### Records supplied ###

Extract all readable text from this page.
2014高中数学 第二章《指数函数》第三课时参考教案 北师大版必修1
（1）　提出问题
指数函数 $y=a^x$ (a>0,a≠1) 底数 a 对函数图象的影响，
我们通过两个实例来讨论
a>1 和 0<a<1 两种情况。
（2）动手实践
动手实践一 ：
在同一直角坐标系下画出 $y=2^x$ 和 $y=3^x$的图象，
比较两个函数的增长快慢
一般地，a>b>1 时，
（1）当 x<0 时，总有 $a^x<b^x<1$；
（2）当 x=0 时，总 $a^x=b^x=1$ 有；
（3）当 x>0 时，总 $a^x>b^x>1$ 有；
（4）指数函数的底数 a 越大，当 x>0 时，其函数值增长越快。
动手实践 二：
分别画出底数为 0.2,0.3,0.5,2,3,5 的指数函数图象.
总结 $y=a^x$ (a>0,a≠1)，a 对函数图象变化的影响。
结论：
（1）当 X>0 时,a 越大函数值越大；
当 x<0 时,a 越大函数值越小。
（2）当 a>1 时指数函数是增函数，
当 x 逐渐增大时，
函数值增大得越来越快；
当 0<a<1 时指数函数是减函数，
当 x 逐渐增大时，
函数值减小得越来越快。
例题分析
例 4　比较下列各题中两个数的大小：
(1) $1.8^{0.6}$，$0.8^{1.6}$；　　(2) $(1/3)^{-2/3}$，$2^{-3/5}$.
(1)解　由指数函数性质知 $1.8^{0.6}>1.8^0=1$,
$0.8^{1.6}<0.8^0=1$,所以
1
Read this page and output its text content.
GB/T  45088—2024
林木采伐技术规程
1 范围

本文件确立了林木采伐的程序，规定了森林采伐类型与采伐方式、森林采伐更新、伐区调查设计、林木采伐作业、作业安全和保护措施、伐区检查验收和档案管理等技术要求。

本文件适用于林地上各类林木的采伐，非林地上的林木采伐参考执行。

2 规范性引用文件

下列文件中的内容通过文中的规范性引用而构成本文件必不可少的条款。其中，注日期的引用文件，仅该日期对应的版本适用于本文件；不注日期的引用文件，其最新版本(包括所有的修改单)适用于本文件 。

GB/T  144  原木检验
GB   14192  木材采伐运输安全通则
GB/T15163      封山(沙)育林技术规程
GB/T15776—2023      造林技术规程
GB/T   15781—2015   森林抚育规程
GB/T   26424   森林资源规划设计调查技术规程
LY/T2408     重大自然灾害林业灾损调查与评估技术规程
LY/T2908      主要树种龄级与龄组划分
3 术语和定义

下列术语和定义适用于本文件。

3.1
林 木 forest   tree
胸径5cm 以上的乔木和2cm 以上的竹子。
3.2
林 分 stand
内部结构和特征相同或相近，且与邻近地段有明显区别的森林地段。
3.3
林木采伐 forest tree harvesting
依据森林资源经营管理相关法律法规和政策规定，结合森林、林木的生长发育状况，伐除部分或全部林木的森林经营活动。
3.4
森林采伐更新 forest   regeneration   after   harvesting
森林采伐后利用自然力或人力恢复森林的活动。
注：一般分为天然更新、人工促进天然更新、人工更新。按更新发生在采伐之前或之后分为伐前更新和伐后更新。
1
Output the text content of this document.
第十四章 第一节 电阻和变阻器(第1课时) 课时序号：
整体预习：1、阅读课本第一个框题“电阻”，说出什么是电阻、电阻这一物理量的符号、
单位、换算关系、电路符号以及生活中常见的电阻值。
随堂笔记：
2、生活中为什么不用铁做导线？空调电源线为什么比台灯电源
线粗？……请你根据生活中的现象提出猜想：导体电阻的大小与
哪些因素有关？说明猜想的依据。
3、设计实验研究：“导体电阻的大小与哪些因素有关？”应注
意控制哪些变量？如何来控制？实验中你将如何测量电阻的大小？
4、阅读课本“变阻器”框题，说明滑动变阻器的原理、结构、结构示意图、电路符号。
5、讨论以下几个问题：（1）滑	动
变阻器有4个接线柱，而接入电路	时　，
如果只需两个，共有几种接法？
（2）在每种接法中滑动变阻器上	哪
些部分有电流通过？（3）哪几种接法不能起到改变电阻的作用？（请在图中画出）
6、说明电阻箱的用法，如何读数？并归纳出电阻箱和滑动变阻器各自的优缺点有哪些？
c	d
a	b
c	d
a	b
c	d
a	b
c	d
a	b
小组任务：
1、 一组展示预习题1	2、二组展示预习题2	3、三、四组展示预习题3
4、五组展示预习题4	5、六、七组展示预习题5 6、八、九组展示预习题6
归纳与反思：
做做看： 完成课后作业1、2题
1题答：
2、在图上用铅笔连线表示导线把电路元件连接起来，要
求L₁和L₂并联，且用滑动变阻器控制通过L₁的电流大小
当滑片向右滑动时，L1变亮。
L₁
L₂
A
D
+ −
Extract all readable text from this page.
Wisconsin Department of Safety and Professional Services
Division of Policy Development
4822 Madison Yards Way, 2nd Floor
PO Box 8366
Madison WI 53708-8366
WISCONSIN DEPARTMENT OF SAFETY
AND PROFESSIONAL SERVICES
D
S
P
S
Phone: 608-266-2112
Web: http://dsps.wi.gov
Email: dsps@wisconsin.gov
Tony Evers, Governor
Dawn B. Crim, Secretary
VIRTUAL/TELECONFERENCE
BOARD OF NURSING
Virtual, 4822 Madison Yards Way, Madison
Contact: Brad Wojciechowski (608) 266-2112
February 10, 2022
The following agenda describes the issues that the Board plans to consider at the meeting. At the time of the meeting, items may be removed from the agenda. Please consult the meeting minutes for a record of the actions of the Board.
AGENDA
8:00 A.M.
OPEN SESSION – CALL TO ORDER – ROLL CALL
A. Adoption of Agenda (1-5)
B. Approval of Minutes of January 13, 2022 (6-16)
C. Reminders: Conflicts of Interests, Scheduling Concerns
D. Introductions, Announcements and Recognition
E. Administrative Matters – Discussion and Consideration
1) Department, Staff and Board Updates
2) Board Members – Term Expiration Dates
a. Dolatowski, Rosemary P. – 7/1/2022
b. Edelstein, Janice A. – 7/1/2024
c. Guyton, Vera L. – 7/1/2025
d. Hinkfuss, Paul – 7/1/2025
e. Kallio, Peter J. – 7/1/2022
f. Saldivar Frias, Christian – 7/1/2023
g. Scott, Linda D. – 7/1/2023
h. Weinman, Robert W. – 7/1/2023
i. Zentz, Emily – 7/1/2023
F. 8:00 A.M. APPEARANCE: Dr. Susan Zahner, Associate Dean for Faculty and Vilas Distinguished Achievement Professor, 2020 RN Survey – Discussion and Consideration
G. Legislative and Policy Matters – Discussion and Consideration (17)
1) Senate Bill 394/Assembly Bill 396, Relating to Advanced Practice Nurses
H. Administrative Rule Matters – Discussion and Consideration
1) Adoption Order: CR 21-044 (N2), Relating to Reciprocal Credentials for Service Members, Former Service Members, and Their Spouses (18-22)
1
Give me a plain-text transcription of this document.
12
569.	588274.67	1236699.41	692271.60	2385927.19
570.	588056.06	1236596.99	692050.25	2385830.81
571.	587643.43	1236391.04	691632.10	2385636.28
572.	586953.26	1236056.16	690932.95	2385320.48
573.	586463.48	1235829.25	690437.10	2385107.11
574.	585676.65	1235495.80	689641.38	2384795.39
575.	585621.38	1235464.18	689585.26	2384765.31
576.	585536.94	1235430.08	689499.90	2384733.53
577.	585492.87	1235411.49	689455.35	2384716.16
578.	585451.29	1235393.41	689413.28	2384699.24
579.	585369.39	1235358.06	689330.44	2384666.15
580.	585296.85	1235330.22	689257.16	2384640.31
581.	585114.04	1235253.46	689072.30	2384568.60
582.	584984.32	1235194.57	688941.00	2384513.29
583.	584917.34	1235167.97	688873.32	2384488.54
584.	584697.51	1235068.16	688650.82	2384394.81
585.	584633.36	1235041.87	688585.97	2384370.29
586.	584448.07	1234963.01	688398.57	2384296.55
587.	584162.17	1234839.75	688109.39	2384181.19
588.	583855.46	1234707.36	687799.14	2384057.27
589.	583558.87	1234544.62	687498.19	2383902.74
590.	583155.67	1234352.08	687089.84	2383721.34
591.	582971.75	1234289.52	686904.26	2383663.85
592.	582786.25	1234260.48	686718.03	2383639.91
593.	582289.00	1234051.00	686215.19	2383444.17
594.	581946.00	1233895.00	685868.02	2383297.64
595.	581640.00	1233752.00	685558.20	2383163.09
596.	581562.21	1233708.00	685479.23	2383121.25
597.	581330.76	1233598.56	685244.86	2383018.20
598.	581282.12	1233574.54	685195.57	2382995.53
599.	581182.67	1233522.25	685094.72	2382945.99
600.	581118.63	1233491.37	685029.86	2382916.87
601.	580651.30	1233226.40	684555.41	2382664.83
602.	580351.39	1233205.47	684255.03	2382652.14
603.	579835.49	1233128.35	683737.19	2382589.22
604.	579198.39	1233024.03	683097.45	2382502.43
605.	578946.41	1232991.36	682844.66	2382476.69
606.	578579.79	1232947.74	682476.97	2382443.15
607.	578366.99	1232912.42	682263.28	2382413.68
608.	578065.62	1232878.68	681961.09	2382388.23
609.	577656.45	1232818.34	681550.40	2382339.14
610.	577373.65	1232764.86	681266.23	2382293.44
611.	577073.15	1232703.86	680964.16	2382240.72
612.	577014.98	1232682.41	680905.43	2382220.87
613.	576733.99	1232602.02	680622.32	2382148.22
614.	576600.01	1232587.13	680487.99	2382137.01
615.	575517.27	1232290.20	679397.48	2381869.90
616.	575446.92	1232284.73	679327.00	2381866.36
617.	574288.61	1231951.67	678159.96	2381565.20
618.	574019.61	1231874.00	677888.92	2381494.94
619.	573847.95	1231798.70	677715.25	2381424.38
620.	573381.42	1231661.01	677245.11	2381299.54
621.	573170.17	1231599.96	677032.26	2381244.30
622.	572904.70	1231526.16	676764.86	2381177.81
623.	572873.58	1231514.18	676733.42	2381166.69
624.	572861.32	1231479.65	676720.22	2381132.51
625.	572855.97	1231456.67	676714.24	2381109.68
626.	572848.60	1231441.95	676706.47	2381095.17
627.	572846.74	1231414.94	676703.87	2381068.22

###

• What you have to do: Find "Discussion". Copy every line it occurs in.

• The output:
E. Administrative Matters – Discussion and Consideration
F. 8:00 A.M. APPEARANCE: Dr. Susan Zahner, Associate Dean for Faculty and Vilas Distinguished Achievement Professor, 2020 RN Survey – Discussion and Consideration
G. Legislative and Policy Matters – Discussion and Consideration (17)
H. Administrative Rule Matters – Discussion and Consideration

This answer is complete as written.